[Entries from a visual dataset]
-----

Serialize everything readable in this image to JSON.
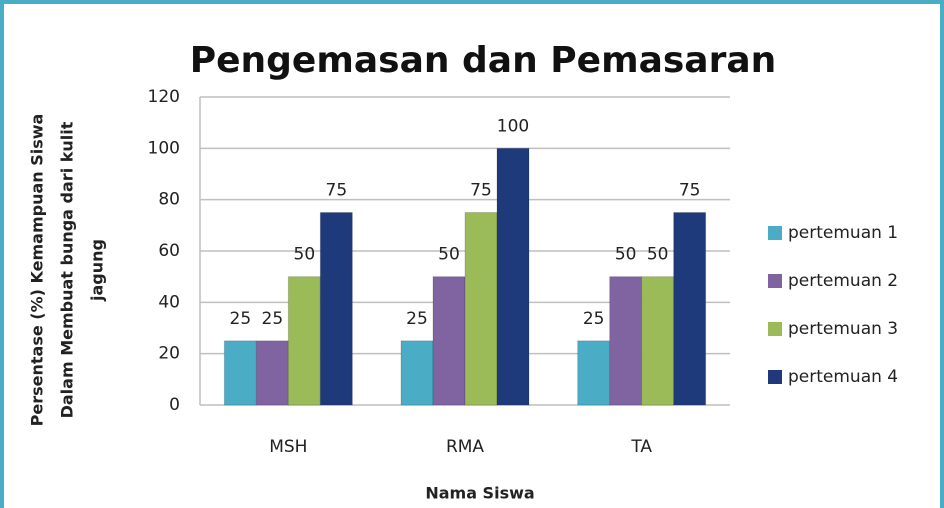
{
  "chart_data": {
    "type": "bar",
    "title": "Pengemasan dan Pemasaran",
    "ylabel": [
      "Persentase (%) Kemampuan Siswa",
      "Dalam Membuat bunga dari kulit",
      "jagung"
    ],
    "xlabel": "Nama Siswa",
    "categories": [
      "MSH",
      "RMA",
      "TA"
    ],
    "series": [
      {
        "name": "pertemuan 1",
        "color": "#4bacc6",
        "values": [
          25,
          25,
          25
        ]
      },
      {
        "name": "pertemuan 2",
        "color": "#8064a2",
        "values": [
          25,
          50,
          50
        ]
      },
      {
        "name": "pertemuan 3",
        "color": "#9bbb59",
        "values": [
          50,
          75,
          50
        ]
      },
      {
        "name": "pertemuan 4",
        "color": "#1f3a7a",
        "values": [
          75,
          100,
          75
        ]
      }
    ],
    "ylim": [
      0,
      120
    ],
    "yticks": [
      0,
      20,
      40,
      60,
      80,
      100,
      120
    ],
    "grid": true,
    "legend": "right"
  }
}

-----

**GIVEN EXERCISE**
Which lines above hold the word "pertemuan"? Copy each of them.

**COMPLETE RESPONSE**
        "name": "pertemuan 1",
        "name": "pertemuan 2",
        "name": "pertemuan 3",
        "name": "pertemuan 4",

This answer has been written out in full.